### Given problem:
Copy every entry exactly as given, minus the images.

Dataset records
====================

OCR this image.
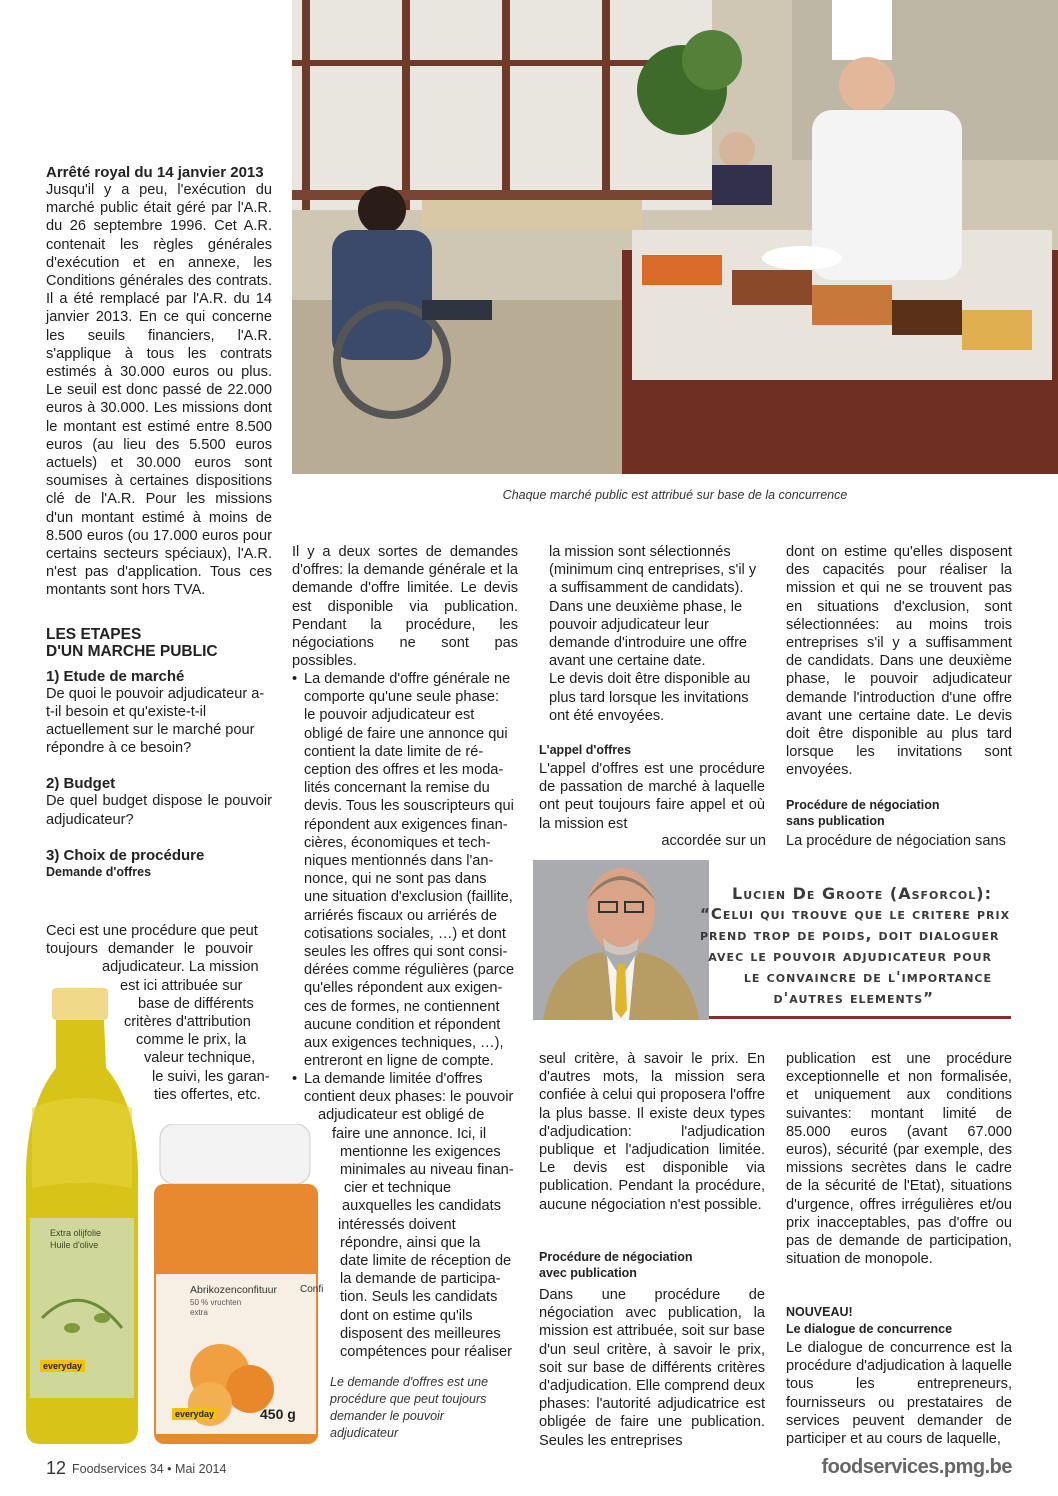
Chaque marché public est attribué sur base de la concurrence
Arrêté royal du 14 janvier 2013
Jusqu'il y a peu, l'exécution du marché public était géré par l'A.R. du 26 septembre 1996. Cet A.R. contenait les règles générales d'exécution et en annexe, les Conditions générales des contrats. Il a été remplacé par l'A.R. du 14 janvier 2013. En ce qui concerne les seuils financiers, l'A.R. s'applique à tous les contrats estimés à 30.000 euros ou plus. Le seuil est donc passé de 22.000 euros à 30.000. Les missions dont le montant est estimé entre 8.500 euros (au lieu des 5.500 euros actuels) et 30.000 euros sont soumises à certaines dispositions clé de l'A.R. Pour les missions d'un montant estimé à moins de 8.500 euros (ou 17.000 euros pour certains secteurs spéciaux), l'A.R. n'est pas d'application. Tous ces montants sont hors TVA.
LES ETAPES
D'UN MARCHE PUBLIC
1) Etude de marché
De quoi le pouvoir adjudicateur a-t-il besoin et qu'existe-t-il actuellement sur le marché pour répondre à ce besoin?
2) Budget
De quel budget dispose le pouvoir adjudicateur?
3) Choix de procédure
Demande d'offres
Ceci est une procédure que peut
toujours demander le pouvoir
adjudicateur. La mission
est ici attribuée sur
base de différents
critères d'attribution
comme le prix, la
valeur technique,
le suivi, les garan-
ties offertes, etc.
Extra olijfolie
Huile d'olive
everyday
Abrikozenconfituur
50 % vruchten
extra
Confi
everyday	450 g
Il y a deux sortes de demandes d'offres: la demande générale et la demande d'offre limitée. Le devis est disponible via publication. Pendant la procédure, les négociations ne sont pas possibles.
• La demande d'offre générale ne
comporte qu'une seule phase:
le pouvoir adjudicateur est
obligé de faire une annonce qui
contient la date limite de ré-
ception des offres et les moda-
lités concernant la remise du
devis. Tous les souscripteurs qui
répondent aux exigences finan-
cières, économiques et tech-
niques mentionnés dans l'an-
nonce, qui ne sont pas dans
une situation d'exclusion (faillite,
arriérés fiscaux ou arriérés de
cotisations sociales, …) et dont
seules les offres qui sont consi-
dérées comme régulières (parce
qu'elles répondent aux exigen-
ces de formes, ne contiennent
aucune condition et répondent
aux exigences techniques, …),
entreront en ligne de compte.
• La demande limitée d'offres
contient deux phases: le pouvoir
adjudicateur est obligé de
faire une annonce. Ici, il
mentionne les exigences
minimales au niveau finan-
cier et technique
auxquelles les candidats
intéressés doivent
répondre, ainsi que la
date limite de réception de
la demande de participa-
tion. Seuls les candidats
dont on estime qu'ils
disposent des meilleures
compétences pour réaliser
Le demande d'offres est une procédure que peut toujours demander le pouvoir adjudicateur
la mission sont sélectionnés
(minimum cinq entreprises, s'il y
a suffisamment de candidats).
Dans une deuxième phase, le
pouvoir adjudicateur leur
demande d'introduire une offre
avant une certaine date.
Le devis doit être disponible au
plus tard lorsque les invitations
ont été envoyées.
L'appel d'offres
L'appel d'offres est une procédure de passation de marché à laquelle ont peut toujours faire appel et où la mission est
accordée sur un
Lucien De Groote (Asforcol):
“Celui qui trouve que le critere prix
prend trop de poids, doit dialoguer
avec le pouvoir adjudicateur pour
le convaincre de l'importance
d'autres elements”
seul critère, à savoir le prix. En d'autres mots, la mission sera confiée à celui qui proposera l'offre la plus basse. Il existe deux types d'adjudication: l'adjudication publique et l'adjudication limitée. Le devis est disponible via publication. Pendant la procédure, aucune négociation n'est possible.
Procédure de négociation
avec publication
Dans une procédure de négociation avec publication, la mission est attribuée, soit sur base d'un seul critère, à savoir le prix, soit sur base de différents critères d'adjudication. Elle comprend deux phases: l'autorité adjudicatrice est obligée de faire une publication. Seules les entreprises
dont on estime qu'elles disposent des capacités pour réaliser la mission et qui ne se trouvent pas en situations d'exclusion, sont sélectionnées: au moins trois entreprises s'il y a suffisamment de candidats. Dans une deuxième phase, le pouvoir adjudicateur demande l'introduction d'une offre avant une certaine date. Le devis doit être disponible au plus tard lorsque les invitations sont envoyées.
Procédure de négociation
sans publication
La procédure de négociation sans
publication est une procédure exceptionnelle et non formalisée, et uniquement aux conditions suivantes: montant limité de 85.000 euros (avant 67.000 euros), sécurité (par exemple, des missions secrètes dans le cadre de la sécurité de l'Etat), situations d'urgence, offres irrégulières et/ou prix inacceptables, pas d'offre ou pas de demande de participation, situation de monopole.
NOUVEAU!
Le dialogue de concurrence
Le dialogue de concurrence est la procédure d'adjudication à laquelle tous les entrepreneurs, fournisseurs ou prestataires de services peuvent demander de participer et au cours de laquelle,
12 Foodservices 34 • Mai 2014	foodservices.pmg.be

====================

### Solved exercise:
OCR this image.
Chaque marché public est attribué sur base de la concurrence
Arrêté royal du 14 janvier 2013
Jusqu'il y a peu, l'exécution du marché public était géré par l'A.R. du 26 septembre 1996. Cet A.R. contenait les règles générales d'exécution et en annexe, les Conditions générales des contrats. Il a été remplacé par l'A.R. du 14 janvier 2013. En ce qui concerne les seuils financiers, l'A.R. s'applique à tous les contrats estimés à 30.000 euros ou plus. Le seuil est donc passé de 22.000 euros à 30.000. Les missions dont le montant est estimé entre 8.500 euros (au lieu des 5.500 euros actuels) et 30.000 euros sont soumises à certaines dispositions clé de l'A.R. Pour les missions d'un montant estimé à moins de 8.500 euros (ou 17.000 euros pour certains secteurs spéciaux), l'A.R. n'est pas d'application. Tous ces montants sont hors TVA.
LES ETAPES
D'UN MARCHE PUBLIC
1) Etude de marché
De quoi le pouvoir adjudicateur a-t-il besoin et qu'existe-t-il actuellement sur le marché pour répondre à ce besoin?
2) Budget
De quel budget dispose le pouvoir adjudicateur?
3) Choix de procédure
Demande d'offres
Ceci est une procédure que peut
toujours demander le pouvoir
adjudicateur. La mission
est ici attribuée sur
base de différents
critères d'attribution
comme le prix, la
valeur technique,
le suivi, les garan-
ties offertes, etc.
Extra olijfolie
Huile d'olive
everyday
Abrikozenconfituur
50 % vruchten
extra
Confi
everyday	450 g
Il y a deux sortes de demandes d'offres: la demande générale et la demande d'offre limitée. Le devis est disponible via publication. Pendant la procédure, les négociations ne sont pas possibles.
• La demande d'offre générale ne
comporte qu'une seule phase:
le pouvoir adjudicateur est
obligé de faire une annonce qui
contient la date limite de ré-
ception des offres et les moda-
lités concernant la remise du
devis. Tous les souscripteurs qui
répondent aux exigences finan-
cières, économiques et tech-
niques mentionnés dans l'an-
nonce, qui ne sont pas dans
une situation d'exclusion (faillite,
arriérés fiscaux ou arriérés de
cotisations sociales, …) et dont
seules les offres qui sont consi-
dérées comme régulières (parce
qu'elles répondent aux exigen-
ces de formes, ne contiennent
aucune condition et répondent
aux exigences techniques, …),
entreront en ligne de compte.
• La demande limitée d'offres
contient deux phases: le pouvoir
adjudicateur est obligé de
faire une annonce. Ici, il
mentionne les exigences
minimales au niveau finan-
cier et technique
auxquelles les candidats
intéressés doivent
répondre, ainsi que la
date limite de réception de
la demande de participa-
tion. Seuls les candidats
dont on estime qu'ils
disposent des meilleures
compétences pour réaliser
Le demande d'offres est une procédure que peut toujours demander le pouvoir adjudicateur
la mission sont sélectionnés
(minimum cinq entreprises, s'il y
a suffisamment de candidats).
Dans une deuxième phase, le
pouvoir adjudicateur leur
demande d'introduire une offre
avant une certaine date.
Le devis doit être disponible au
plus tard lorsque les invitations
ont été envoyées.
L'appel d'offres
L'appel d'offres est une procédure de passation de marché à laquelle ont peut toujours faire appel et où la mission est
accordée sur un
Lucien De Groote (Asforcol):
“Celui qui trouve que le critere prix
prend trop de poids, doit dialoguer
avec le pouvoir adjudicateur pour
le convaincre de l'importance
d'autres elements”
seul critère, à savoir le prix. En d'autres mots, la mission sera confiée à celui qui proposera l'offre la plus basse. Il existe deux types d'adjudication: l'adjudication publique et l'adjudication limitée. Le devis est disponible via publication. Pendant la procédure, aucune négociation n'est possible.
Procédure de négociation
avec publication
Dans une procédure de négociation avec publication, la mission est attribuée, soit sur base d'un seul critère, à savoir le prix, soit sur base de différents critères d'adjudication. Elle comprend deux phases: l'autorité adjudicatrice est obligée de faire une publication. Seules les entreprises
dont on estime qu'elles disposent des capacités pour réaliser la mission et qui ne se trouvent pas en situations d'exclusion, sont sélectionnées: au moins trois entreprises s'il y a suffisamment de candidats. Dans une deuxième phase, le pouvoir adjudicateur demande l'introduction d'une offre avant une certaine date. Le devis doit être disponible au plus tard lorsque les invitations sont envoyées.
Procédure de négociation
sans publication
La procédure de négociation sans
publication est une procédure exceptionnelle et non formalisée, et uniquement aux conditions suivantes: montant limité de 85.000 euros (avant 67.000 euros), sécurité (par exemple, des missions secrètes dans le cadre de la sécurité de l'Etat), situations d'urgence, offres irrégulières et/ou prix inacceptables, pas d'offre ou pas de demande de participation, situation de monopole.
NOUVEAU!
Le dialogue de concurrence
Le dialogue de concurrence est la procédure d'adjudication à laquelle tous les entrepreneurs, fournisseurs ou prestataires de services peuvent demander de participer et au cours de laquelle,
12 Foodservices 34 • Mai 2014	foodservices.pmg.be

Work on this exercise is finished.